• [REQUIREMENTS]: Rewrite everything from the line containing "wind-arrow [532,687,549,695]" down to the line containing "colorbar-bin [1004,540,1036,577]", substituting "scale-label" for "colorbar-tick-label" and leaving the rest as it is.

# START OF DATA FOR PROCESSING

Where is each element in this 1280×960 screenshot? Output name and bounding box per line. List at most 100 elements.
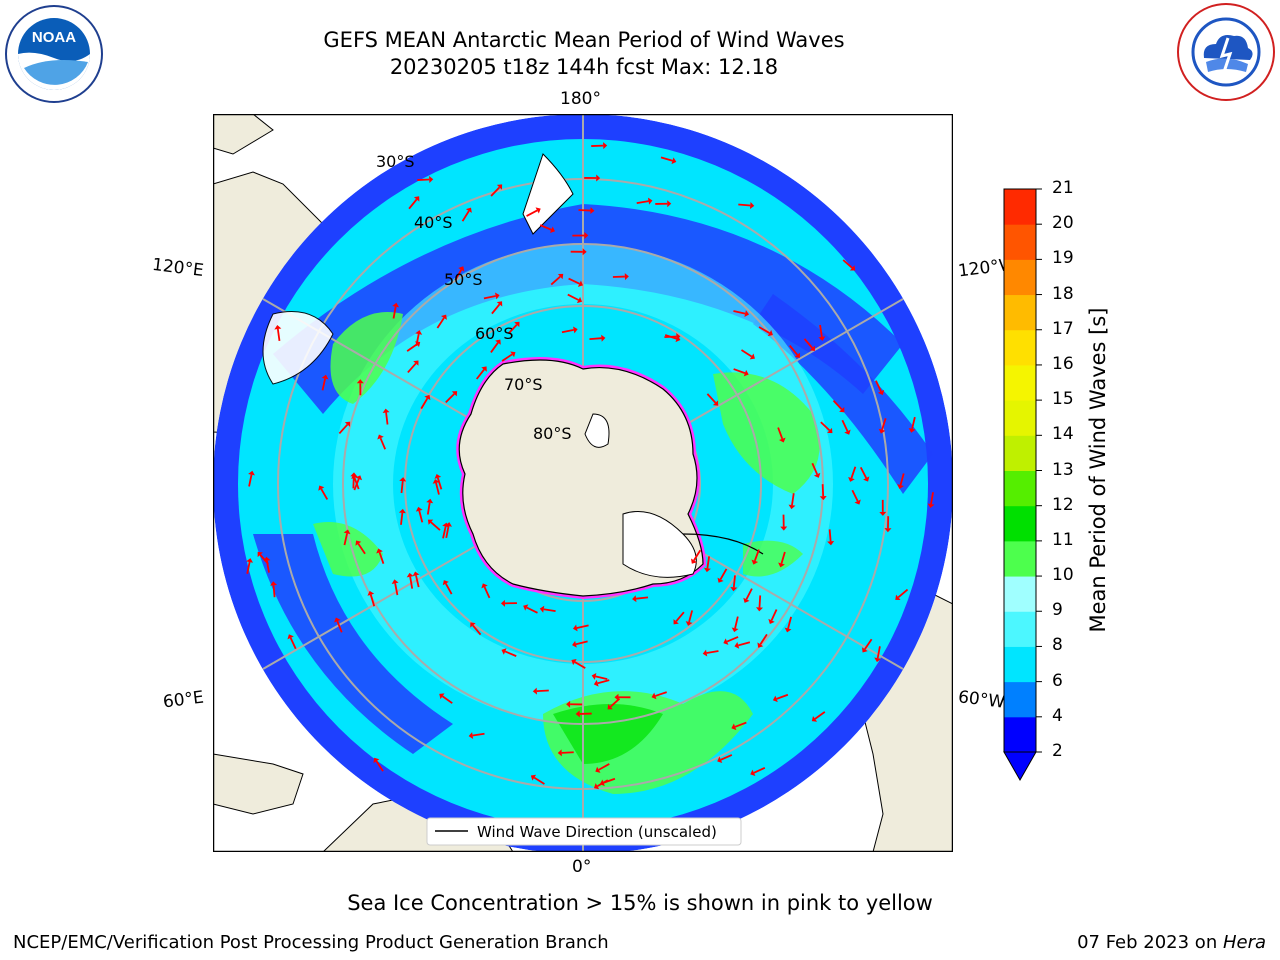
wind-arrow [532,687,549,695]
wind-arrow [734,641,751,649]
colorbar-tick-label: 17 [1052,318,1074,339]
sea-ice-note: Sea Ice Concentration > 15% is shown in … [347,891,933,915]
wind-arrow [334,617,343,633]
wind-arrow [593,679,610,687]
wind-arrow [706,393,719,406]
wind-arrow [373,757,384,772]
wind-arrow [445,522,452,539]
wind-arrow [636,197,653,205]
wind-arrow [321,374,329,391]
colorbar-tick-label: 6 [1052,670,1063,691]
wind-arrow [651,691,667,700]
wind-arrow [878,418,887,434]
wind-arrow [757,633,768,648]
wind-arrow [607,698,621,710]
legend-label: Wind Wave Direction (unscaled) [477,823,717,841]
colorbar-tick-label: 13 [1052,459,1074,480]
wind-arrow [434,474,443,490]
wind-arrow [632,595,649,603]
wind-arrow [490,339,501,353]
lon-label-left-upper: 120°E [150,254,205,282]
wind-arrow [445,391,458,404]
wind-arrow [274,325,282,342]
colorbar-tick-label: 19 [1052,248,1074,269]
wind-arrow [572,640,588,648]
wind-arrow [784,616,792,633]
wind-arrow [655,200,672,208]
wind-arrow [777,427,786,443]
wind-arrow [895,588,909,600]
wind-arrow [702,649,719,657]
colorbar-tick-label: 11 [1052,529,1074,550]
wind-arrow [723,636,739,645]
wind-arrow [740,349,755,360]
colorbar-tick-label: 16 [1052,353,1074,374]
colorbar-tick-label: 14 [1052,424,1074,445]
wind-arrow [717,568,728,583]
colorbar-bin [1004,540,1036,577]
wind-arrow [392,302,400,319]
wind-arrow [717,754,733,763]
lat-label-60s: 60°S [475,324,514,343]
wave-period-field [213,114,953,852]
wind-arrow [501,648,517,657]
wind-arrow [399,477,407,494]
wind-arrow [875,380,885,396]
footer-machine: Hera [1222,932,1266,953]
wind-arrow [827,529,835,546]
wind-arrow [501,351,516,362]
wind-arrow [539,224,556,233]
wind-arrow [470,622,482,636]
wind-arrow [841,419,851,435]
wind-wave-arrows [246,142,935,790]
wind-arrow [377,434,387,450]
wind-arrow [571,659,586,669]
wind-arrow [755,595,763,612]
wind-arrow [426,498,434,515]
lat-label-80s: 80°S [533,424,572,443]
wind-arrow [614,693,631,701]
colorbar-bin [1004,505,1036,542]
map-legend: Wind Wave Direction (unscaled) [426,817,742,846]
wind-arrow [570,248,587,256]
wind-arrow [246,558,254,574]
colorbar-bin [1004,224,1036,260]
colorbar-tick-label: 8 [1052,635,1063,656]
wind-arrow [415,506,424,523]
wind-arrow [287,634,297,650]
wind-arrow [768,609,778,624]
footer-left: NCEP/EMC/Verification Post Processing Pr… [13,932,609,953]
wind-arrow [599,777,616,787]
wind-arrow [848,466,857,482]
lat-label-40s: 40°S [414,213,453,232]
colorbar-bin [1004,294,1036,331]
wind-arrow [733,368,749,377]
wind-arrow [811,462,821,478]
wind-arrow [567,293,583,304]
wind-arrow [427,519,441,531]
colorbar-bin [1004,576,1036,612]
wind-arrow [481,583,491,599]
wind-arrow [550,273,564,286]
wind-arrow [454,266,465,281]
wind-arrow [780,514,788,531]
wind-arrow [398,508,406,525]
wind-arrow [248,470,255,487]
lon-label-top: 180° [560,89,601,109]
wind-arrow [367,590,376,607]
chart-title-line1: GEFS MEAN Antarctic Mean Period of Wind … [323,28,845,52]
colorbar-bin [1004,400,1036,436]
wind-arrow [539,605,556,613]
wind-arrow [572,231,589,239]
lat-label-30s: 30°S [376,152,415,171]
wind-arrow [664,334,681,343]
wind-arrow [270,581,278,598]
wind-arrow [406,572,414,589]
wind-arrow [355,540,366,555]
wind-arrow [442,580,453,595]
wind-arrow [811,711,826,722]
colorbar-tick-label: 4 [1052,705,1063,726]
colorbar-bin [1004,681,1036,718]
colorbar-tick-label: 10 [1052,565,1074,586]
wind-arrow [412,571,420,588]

# END OF DATA FOR PROCESSING

• [OUTPUT OF THE TASK]:
wind-arrow [532,687,549,695]
wind-arrow [734,641,751,649]
scale-label: 17 [1052,318,1074,339]
sea-ice-note: Sea Ice Concentration > 15% is shown in … [347,891,933,915]
wind-arrow [334,617,343,633]
wind-arrow [593,679,610,687]
wind-arrow [706,393,719,406]
wind-arrow [373,757,384,772]
wind-arrow [445,522,452,539]
wind-arrow [636,197,653,205]
wind-arrow [321,374,329,391]
scale-label: 6 [1052,670,1063,691]
wind-arrow [651,691,667,700]
wind-arrow [878,418,887,434]
wind-arrow [757,633,768,648]
wind-arrow [607,698,621,710]
legend-label: Wind Wave Direction (unscaled) [477,823,717,841]
scale-label: 13 [1052,459,1074,480]
wind-arrow [434,474,443,490]
wind-arrow [632,595,649,603]
wind-arrow [490,339,501,353]
lon-label-left-upper: 120°E [150,254,205,282]
wind-arrow [445,391,458,404]
wind-arrow [274,325,282,342]
scale-label: 19 [1052,248,1074,269]
wind-arrow [572,640,588,648]
wind-arrow [784,616,792,633]
wind-arrow [655,200,672,208]
wind-arrow [777,427,786,443]
wind-arrow [895,588,909,600]
wind-arrow [702,649,719,657]
scale-label: 11 [1052,529,1074,550]
wind-arrow [723,636,739,645]
wind-arrow [740,349,755,360]
scale-label: 16 [1052,353,1074,374]
scale-label: 14 [1052,424,1074,445]
wind-arrow [717,568,728,583]
colorbar-bin [1004,540,1036,577]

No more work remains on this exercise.